# Some records
===============

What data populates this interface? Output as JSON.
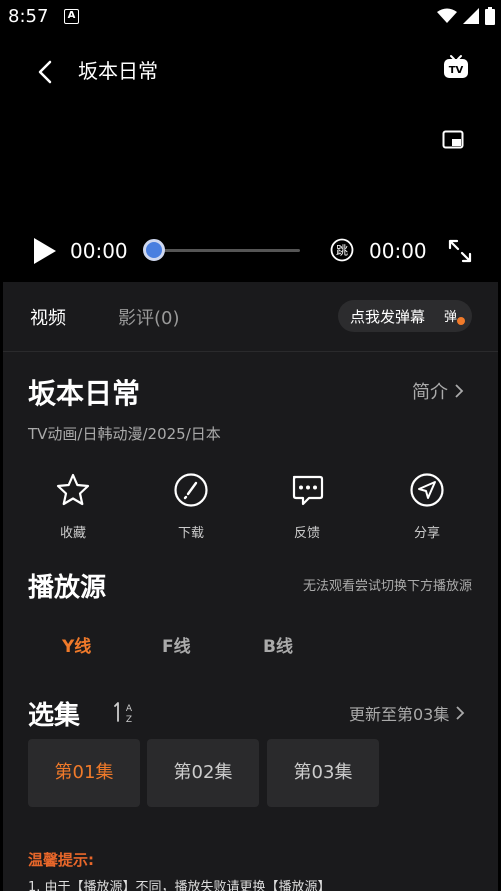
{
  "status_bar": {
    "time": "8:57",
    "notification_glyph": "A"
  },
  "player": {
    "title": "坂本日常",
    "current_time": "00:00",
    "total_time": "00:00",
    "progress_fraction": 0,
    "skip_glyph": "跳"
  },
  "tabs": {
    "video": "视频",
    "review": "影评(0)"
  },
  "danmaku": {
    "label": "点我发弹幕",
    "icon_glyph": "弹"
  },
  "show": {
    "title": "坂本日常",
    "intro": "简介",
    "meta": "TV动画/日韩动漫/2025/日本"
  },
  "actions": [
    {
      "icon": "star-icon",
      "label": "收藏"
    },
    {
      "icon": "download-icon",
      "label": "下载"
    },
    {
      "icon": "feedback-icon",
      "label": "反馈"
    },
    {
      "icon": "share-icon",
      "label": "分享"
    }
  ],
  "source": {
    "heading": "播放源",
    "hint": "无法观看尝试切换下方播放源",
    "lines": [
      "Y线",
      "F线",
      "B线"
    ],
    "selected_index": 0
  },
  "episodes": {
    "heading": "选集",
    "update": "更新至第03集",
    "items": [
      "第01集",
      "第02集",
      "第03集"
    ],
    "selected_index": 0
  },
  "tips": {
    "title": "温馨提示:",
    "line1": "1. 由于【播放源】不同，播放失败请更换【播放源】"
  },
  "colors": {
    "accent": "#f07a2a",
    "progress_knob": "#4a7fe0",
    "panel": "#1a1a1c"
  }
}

===============

# Work to be completed
Each record above should be copied character for character, with pictures dropped.

# Solution to the exercise
What data populates this interface? Output as JSON.
{
  "status_bar": {
    "time": "8:57",
    "notification_glyph": "A"
  },
  "player": {
    "title": "坂本日常",
    "current_time": "00:00",
    "total_time": "00:00",
    "progress_fraction": 0,
    "skip_glyph": "跳"
  },
  "tabs": {
    "video": "视频",
    "review": "影评(0)"
  },
  "danmaku": {
    "label": "点我发弹幕",
    "icon_glyph": "弹"
  },
  "show": {
    "title": "坂本日常",
    "intro": "简介",
    "meta": "TV动画/日韩动漫/2025/日本"
  },
  "actions": [
    {
      "icon": "star-icon",
      "label": "收藏"
    },
    {
      "icon": "download-icon",
      "label": "下载"
    },
    {
      "icon": "feedback-icon",
      "label": "反馈"
    },
    {
      "icon": "share-icon",
      "label": "分享"
    }
  ],
  "source": {
    "heading": "播放源",
    "hint": "无法观看尝试切换下方播放源",
    "lines": [
      "Y线",
      "F线",
      "B线"
    ],
    "selected_index": 0
  },
  "episodes": {
    "heading": "选集",
    "update": "更新至第03集",
    "items": [
      "第01集",
      "第02集",
      "第03集"
    ],
    "selected_index": 0
  },
  "tips": {
    "title": "温馨提示:",
    "line1": "1. 由于【播放源】不同，播放失败请更换【播放源】"
  },
  "colors": {
    "accent": "#f07a2a",
    "progress_knob": "#4a7fe0",
    "panel": "#1a1a1c"
  }
}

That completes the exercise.